[START MATERIAL PROVIDED]

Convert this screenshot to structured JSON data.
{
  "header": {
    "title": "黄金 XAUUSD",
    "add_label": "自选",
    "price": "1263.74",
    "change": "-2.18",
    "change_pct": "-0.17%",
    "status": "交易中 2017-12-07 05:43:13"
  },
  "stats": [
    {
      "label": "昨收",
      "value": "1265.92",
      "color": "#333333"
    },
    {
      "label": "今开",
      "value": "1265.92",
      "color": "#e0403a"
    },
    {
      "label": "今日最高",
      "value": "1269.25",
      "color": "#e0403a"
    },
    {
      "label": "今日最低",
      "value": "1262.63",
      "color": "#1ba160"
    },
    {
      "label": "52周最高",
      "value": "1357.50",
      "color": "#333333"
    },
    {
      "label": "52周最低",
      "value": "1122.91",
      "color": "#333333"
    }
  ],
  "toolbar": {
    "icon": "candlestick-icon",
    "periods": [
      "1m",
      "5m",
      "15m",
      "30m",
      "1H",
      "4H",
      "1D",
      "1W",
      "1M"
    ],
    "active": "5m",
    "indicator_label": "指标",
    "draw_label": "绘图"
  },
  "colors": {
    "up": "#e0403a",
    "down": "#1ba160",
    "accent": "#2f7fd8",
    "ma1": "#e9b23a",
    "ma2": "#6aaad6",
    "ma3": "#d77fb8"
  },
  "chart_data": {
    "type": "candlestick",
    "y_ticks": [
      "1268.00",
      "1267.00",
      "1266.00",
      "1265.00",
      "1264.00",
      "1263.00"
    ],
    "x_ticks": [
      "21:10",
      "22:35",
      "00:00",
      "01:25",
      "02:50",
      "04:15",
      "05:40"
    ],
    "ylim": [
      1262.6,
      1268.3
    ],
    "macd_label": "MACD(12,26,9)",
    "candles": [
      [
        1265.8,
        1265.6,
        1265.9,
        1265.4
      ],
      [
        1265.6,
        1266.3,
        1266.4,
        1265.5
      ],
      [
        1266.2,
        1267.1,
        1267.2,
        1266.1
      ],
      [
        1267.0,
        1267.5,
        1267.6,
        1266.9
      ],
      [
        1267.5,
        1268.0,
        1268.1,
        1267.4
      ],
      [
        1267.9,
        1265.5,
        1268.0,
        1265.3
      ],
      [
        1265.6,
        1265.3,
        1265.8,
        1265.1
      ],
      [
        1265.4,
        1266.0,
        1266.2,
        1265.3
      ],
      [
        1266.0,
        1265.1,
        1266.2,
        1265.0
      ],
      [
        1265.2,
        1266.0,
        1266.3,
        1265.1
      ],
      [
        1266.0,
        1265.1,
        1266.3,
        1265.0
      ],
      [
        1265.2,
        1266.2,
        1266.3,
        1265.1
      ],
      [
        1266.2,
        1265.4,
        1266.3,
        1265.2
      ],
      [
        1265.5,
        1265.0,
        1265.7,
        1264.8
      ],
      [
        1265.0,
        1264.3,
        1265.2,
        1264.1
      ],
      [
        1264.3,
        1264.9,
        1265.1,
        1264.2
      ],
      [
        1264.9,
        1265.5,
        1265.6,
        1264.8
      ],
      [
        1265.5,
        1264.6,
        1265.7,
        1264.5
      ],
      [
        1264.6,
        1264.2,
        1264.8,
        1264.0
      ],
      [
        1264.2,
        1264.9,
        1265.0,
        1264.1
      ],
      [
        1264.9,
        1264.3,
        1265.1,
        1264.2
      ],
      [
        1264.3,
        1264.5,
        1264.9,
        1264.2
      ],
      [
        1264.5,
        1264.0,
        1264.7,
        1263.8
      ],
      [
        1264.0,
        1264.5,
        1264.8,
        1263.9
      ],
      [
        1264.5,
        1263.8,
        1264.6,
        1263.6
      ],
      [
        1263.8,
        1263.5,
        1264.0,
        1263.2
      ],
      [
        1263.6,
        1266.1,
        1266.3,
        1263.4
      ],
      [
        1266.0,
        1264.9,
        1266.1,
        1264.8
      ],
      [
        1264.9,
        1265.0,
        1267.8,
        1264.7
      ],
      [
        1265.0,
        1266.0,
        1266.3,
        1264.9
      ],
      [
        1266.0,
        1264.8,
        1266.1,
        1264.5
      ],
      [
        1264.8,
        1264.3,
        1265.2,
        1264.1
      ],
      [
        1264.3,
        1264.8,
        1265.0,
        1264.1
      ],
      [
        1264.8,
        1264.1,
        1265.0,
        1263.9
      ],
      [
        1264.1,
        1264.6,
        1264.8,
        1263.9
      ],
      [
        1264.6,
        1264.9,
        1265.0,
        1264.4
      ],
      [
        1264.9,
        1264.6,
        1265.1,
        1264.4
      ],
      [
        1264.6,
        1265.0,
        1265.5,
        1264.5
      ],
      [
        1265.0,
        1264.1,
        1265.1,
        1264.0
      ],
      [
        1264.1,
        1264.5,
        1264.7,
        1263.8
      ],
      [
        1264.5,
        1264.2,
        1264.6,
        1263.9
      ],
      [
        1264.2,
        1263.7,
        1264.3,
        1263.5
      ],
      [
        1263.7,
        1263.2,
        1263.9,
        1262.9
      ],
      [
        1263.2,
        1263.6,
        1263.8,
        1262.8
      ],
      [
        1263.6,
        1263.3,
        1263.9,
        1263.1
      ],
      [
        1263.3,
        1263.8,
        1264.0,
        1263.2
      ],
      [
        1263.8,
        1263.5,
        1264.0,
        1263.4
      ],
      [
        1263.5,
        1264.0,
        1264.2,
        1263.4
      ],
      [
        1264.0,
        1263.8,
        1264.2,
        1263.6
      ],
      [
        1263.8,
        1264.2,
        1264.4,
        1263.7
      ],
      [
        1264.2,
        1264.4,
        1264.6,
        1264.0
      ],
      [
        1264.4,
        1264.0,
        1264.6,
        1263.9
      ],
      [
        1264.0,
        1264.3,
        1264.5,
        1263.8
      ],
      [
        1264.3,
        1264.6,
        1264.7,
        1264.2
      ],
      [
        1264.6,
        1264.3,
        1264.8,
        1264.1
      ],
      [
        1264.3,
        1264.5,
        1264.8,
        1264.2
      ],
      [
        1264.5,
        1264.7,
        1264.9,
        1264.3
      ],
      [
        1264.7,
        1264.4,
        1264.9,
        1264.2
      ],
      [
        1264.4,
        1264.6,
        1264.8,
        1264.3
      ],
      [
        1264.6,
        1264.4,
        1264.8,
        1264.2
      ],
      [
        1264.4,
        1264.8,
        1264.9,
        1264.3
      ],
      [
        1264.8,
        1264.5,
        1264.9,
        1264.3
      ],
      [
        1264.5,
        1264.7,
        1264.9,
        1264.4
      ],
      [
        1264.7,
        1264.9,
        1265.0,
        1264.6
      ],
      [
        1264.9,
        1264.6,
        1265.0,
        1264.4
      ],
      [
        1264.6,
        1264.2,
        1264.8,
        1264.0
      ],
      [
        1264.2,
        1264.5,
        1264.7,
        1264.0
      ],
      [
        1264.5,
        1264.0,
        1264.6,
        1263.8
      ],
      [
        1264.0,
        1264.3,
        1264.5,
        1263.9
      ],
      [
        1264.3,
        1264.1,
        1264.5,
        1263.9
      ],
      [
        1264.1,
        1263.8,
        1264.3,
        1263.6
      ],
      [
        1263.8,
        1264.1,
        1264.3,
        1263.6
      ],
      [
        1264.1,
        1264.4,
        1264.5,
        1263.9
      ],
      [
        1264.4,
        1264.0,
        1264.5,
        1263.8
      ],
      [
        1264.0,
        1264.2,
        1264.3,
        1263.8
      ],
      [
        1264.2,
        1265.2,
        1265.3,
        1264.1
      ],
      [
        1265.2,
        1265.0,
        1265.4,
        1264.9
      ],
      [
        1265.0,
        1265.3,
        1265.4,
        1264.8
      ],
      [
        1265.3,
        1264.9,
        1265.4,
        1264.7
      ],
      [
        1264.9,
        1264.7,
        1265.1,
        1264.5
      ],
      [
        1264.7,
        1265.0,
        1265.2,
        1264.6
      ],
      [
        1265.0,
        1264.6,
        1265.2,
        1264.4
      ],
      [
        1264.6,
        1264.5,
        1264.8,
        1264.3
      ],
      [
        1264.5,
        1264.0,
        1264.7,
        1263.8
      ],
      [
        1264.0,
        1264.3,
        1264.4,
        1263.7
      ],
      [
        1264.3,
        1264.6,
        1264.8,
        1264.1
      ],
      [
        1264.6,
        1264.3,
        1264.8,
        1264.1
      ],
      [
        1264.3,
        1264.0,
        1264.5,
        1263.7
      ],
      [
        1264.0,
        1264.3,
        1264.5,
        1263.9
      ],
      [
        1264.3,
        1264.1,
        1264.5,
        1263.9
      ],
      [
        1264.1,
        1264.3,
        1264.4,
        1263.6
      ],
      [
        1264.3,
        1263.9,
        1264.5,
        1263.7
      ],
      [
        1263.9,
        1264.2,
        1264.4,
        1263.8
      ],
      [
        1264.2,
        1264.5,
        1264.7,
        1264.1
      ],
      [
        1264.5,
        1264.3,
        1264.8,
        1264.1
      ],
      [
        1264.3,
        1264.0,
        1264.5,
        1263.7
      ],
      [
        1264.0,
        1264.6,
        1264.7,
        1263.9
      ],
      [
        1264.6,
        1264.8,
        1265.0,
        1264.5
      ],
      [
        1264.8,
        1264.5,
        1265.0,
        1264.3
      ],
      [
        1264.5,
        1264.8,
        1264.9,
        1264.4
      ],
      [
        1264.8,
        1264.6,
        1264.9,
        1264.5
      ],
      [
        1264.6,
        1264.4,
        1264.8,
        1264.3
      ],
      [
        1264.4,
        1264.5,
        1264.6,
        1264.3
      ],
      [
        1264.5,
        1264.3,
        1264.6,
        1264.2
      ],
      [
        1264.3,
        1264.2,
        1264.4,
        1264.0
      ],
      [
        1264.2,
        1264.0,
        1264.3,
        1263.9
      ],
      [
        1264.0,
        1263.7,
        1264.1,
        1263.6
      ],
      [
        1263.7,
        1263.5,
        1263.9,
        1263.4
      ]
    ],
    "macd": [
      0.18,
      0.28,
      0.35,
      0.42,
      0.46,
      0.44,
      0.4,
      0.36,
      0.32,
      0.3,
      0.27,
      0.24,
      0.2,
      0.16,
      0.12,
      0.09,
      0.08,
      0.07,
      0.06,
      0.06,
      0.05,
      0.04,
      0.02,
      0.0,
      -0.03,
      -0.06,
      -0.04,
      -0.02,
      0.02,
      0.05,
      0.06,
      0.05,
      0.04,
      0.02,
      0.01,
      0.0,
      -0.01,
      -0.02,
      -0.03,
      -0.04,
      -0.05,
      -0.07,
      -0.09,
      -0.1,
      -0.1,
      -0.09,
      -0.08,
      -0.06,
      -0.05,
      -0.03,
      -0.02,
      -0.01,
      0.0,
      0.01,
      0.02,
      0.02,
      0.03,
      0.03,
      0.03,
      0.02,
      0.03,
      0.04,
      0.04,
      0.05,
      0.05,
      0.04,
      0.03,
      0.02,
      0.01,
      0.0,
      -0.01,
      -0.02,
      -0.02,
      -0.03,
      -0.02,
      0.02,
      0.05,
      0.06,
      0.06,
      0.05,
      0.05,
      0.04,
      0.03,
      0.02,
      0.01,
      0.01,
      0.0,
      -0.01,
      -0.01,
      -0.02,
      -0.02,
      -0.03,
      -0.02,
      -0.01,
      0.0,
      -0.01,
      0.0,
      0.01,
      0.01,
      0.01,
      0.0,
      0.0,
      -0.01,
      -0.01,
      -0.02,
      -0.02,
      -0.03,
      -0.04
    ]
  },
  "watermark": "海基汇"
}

[END MATERIAL PROVIDED]

▸ **SET TASK**
Locate all lines in the listing above with the word "candlestick". Copy them.

▸ **CORRECT RESPONSE**
    "icon": "candlestick-icon",
    "type": "candlestick",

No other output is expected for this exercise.